◆ Stated exercise
Print the entries below in their entirety, exactly as they are written.

◆ Exercise material
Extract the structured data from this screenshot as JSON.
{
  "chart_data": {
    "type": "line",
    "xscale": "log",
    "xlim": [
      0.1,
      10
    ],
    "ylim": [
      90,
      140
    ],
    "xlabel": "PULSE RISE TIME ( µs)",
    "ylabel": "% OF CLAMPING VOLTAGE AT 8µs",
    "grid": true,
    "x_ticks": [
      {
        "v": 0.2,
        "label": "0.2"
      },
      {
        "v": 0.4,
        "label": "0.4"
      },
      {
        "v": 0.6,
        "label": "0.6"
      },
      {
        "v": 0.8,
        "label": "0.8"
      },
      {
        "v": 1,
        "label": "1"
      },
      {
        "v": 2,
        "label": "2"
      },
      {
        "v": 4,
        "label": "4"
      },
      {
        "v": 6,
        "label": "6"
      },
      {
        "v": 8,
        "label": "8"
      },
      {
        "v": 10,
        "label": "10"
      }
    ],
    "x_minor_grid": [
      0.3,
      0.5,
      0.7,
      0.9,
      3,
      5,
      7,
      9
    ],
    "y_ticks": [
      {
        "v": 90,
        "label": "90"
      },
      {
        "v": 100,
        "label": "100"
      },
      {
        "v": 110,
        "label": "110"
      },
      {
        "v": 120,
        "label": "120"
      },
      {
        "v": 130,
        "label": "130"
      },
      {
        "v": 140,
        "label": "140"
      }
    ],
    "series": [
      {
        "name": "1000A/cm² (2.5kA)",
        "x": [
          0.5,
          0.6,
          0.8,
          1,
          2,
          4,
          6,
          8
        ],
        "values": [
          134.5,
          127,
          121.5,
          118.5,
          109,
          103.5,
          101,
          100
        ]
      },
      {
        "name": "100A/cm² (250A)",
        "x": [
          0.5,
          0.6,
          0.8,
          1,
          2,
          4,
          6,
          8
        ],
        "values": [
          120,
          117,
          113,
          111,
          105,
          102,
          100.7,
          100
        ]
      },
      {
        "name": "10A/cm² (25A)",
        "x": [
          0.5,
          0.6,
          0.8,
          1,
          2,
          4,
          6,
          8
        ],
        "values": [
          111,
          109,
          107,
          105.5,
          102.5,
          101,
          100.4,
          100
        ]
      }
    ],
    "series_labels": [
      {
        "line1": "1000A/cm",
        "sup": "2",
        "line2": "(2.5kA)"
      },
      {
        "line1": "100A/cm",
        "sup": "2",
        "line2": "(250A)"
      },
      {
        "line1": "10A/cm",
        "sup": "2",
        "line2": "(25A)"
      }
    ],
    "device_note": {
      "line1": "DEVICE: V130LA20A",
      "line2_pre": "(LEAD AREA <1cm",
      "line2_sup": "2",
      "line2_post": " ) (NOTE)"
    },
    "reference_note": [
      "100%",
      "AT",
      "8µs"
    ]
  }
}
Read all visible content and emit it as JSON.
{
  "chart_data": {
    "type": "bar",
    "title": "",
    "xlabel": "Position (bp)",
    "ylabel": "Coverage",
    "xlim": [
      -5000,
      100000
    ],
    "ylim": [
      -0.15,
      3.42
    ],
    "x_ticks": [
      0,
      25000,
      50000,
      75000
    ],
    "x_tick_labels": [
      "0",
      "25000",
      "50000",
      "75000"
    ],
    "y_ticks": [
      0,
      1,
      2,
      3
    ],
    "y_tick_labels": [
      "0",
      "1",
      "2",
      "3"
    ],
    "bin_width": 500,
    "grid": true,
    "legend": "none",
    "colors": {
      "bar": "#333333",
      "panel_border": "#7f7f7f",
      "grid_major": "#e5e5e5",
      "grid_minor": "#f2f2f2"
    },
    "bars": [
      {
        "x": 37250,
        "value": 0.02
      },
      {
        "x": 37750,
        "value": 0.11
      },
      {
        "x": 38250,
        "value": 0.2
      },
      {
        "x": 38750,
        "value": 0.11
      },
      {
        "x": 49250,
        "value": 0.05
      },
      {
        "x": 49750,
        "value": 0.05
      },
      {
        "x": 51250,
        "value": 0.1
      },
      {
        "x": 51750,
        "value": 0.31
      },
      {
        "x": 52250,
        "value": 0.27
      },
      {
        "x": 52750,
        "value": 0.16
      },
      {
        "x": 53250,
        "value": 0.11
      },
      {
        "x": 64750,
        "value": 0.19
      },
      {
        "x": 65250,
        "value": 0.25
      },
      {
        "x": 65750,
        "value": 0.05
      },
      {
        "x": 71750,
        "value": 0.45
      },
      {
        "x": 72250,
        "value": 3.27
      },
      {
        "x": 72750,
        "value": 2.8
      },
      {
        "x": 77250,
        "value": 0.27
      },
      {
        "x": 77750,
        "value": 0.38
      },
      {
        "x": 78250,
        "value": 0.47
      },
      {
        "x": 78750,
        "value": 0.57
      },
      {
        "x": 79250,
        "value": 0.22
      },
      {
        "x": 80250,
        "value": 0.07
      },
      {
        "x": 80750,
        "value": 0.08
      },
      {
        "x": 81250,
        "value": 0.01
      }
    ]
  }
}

◆ The output
Extract the structured data from this screenshot as JSON.
{
  "chart_data": {
    "type": "line",
    "xscale": "log",
    "xlim": [
      0.1,
      10
    ],
    "ylim": [
      90,
      140
    ],
    "xlabel": "PULSE RISE TIME ( µs)",
    "ylabel": "% OF CLAMPING VOLTAGE AT 8µs",
    "grid": true,
    "x_ticks": [
      {
        "v": 0.2,
        "label": "0.2"
      },
      {
        "v": 0.4,
        "label": "0.4"
      },
      {
        "v": 0.6,
        "label": "0.6"
      },
      {
        "v": 0.8,
        "label": "0.8"
      },
      {
        "v": 1,
        "label": "1"
      },
      {
        "v": 2,
        "label": "2"
      },
      {
        "v": 4,
        "label": "4"
      },
      {
        "v": 6,
        "label": "6"
      },
      {
        "v": 8,
        "label": "8"
      },
      {
        "v": 10,
        "label": "10"
      }
    ],
    "x_minor_grid": [
      0.3,
      0.5,
      0.7,
      0.9,
      3,
      5,
      7,
      9
    ],
    "y_ticks": [
      {
        "v": 90,
        "label": "90"
      },
      {
        "v": 100,
        "label": "100"
      },
      {
        "v": 110,
        "label": "110"
      },
      {
        "v": 120,
        "label": "120"
      },
      {
        "v": 130,
        "label": "130"
      },
      {
        "v": 140,
        "label": "140"
      }
    ],
    "series": [
      {
        "name": "1000A/cm² (2.5kA)",
        "x": [
          0.5,
          0.6,
          0.8,
          1,
          2,
          4,
          6,
          8
        ],
        "values": [
          134.5,
          127,
          121.5,
          118.5,
          109,
          103.5,
          101,
          100
        ]
      },
      {
        "name": "100A/cm² (250A)",
        "x": [
          0.5,
          0.6,
          0.8,
          1,
          2,
          4,
          6,
          8
        ],
        "values": [
          120,
          117,
          113,
          111,
          105,
          102,
          100.7,
          100
        ]
      },
      {
        "name": "10A/cm² (25A)",
        "x": [
          0.5,
          0.6,
          0.8,
          1,
          2,
          4,
          6,
          8
        ],
        "values": [
          111,
          109,
          107,
          105.5,
          102.5,
          101,
          100.4,
          100
        ]
      }
    ],
    "series_labels": [
      {
        "line1": "1000A/cm",
        "sup": "2",
        "line2": "(2.5kA)"
      },
      {
        "line1": "100A/cm",
        "sup": "2",
        "line2": "(250A)"
      },
      {
        "line1": "10A/cm",
        "sup": "2",
        "line2": "(25A)"
      }
    ],
    "device_note": {
      "line1": "DEVICE: V130LA20A",
      "line2_pre": "(LEAD AREA <1cm",
      "line2_sup": "2",
      "line2_post": " ) (NOTE)"
    },
    "reference_note": [
      "100%",
      "AT",
      "8µs"
    ]
  }
}
Read all visible content and emit it as JSON.
{
  "chart_data": {
    "type": "bar",
    "title": "",
    "xlabel": "Position (bp)",
    "ylabel": "Coverage",
    "xlim": [
      -5000,
      100000
    ],
    "ylim": [
      -0.15,
      3.42
    ],
    "x_ticks": [
      0,
      25000,
      50000,
      75000
    ],
    "x_tick_labels": [
      "0",
      "25000",
      "50000",
      "75000"
    ],
    "y_ticks": [
      0,
      1,
      2,
      3
    ],
    "y_tick_labels": [
      "0",
      "1",
      "2",
      "3"
    ],
    "bin_width": 500,
    "grid": true,
    "legend": "none",
    "colors": {
      "bar": "#333333",
      "panel_border": "#7f7f7f",
      "grid_major": "#e5e5e5",
      "grid_minor": "#f2f2f2"
    },
    "bars": [
      {
        "x": 37250,
        "value": 0.02
      },
      {
        "x": 37750,
        "value": 0.11
      },
      {
        "x": 38250,
        "value": 0.2
      },
      {
        "x": 38750,
        "value": 0.11
      },
      {
        "x": 49250,
        "value": 0.05
      },
      {
        "x": 49750,
        "value": 0.05
      },
      {
        "x": 51250,
        "value": 0.1
      },
      {
        "x": 51750,
        "value": 0.31
      },
      {
        "x": 52250,
        "value": 0.27
      },
      {
        "x": 52750,
        "value": 0.16
      },
      {
        "x": 53250,
        "value": 0.11
      },
      {
        "x": 64750,
        "value": 0.19
      },
      {
        "x": 65250,
        "value": 0.25
      },
      {
        "x": 65750,
        "value": 0.05
      },
      {
        "x": 71750,
        "value": 0.45
      },
      {
        "x": 72250,
        "value": 3.27
      },
      {
        "x": 72750,
        "value": 2.8
      },
      {
        "x": 77250,
        "value": 0.27
      },
      {
        "x": 77750,
        "value": 0.38
      },
      {
        "x": 78250,
        "value": 0.47
      },
      {
        "x": 78750,
        "value": 0.57
      },
      {
        "x": 79250,
        "value": 0.22
      },
      {
        "x": 80250,
        "value": 0.07
      },
      {
        "x": 80750,
        "value": 0.08
      },
      {
        "x": 81250,
        "value": 0.01
      }
    ]
  }
}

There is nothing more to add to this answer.